_WRITTEN INSTRUCTION_.
Each line containing the word "JSON" must be reported.

Begin

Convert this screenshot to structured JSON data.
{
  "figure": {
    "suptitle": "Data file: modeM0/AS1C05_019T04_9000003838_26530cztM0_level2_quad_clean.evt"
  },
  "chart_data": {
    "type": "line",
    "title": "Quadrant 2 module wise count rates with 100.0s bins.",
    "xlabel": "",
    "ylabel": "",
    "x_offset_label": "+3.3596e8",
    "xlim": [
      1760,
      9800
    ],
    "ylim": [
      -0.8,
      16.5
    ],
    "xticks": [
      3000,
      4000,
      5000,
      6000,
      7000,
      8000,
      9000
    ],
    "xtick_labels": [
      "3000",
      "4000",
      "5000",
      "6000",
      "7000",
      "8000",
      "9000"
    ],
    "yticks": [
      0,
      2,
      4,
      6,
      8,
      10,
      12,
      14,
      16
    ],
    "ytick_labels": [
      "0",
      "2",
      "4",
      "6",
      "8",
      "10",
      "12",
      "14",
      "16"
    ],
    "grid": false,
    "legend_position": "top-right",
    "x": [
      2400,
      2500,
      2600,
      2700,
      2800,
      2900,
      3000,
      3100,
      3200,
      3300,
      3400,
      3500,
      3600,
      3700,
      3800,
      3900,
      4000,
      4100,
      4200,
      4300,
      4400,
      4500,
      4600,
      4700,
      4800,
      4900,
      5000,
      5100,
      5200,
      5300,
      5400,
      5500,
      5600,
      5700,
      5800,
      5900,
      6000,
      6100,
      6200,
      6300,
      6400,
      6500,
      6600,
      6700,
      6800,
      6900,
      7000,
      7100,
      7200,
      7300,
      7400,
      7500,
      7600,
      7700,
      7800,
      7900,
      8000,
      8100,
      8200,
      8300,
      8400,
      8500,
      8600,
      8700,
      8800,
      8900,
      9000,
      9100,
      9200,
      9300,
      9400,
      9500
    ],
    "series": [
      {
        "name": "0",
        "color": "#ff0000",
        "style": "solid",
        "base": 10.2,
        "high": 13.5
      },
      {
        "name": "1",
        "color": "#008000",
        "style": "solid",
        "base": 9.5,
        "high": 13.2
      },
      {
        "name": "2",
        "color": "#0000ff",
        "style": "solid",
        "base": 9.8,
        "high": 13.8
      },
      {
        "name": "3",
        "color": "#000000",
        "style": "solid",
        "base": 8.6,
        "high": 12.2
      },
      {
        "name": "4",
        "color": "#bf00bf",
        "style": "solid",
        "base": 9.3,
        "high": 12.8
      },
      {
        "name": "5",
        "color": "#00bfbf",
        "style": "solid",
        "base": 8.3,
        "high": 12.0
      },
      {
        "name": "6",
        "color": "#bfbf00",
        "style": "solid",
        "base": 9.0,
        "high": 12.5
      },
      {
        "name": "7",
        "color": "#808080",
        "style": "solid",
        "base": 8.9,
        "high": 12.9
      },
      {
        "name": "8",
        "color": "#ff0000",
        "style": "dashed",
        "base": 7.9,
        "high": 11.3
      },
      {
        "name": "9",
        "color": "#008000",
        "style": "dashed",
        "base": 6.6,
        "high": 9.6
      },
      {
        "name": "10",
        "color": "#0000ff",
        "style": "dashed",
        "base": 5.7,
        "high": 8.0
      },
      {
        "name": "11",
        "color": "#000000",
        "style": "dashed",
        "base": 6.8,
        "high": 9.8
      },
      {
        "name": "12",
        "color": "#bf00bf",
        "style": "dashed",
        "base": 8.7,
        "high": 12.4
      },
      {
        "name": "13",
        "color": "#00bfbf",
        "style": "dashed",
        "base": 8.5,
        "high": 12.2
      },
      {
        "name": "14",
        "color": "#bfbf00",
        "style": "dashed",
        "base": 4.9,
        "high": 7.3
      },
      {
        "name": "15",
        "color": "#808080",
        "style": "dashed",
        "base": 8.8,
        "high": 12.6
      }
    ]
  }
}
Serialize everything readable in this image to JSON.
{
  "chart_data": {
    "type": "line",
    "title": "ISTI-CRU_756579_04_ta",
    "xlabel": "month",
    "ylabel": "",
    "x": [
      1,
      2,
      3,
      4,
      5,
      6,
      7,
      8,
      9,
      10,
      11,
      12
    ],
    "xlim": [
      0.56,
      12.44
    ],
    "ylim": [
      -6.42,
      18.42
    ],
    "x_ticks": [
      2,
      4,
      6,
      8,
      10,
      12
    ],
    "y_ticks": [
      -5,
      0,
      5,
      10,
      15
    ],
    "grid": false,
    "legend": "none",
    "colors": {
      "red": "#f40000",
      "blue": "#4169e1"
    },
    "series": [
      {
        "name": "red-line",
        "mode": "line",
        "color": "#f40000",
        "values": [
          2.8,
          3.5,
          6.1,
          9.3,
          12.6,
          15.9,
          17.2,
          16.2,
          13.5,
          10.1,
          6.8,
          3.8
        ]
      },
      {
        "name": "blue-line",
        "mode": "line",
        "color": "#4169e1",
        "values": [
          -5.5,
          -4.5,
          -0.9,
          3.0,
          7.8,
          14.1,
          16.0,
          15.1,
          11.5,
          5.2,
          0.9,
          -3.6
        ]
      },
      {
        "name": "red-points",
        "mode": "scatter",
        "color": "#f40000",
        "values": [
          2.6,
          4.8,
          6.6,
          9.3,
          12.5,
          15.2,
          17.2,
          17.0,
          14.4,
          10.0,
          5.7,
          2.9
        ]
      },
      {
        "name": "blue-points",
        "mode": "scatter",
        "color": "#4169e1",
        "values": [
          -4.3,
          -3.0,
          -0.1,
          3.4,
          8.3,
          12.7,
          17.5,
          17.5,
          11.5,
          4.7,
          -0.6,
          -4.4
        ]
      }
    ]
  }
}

End

_EXERCISE SOLUTION_.
Convert this screenshot to structured JSON data.
Serialize everything readable in this image to JSON.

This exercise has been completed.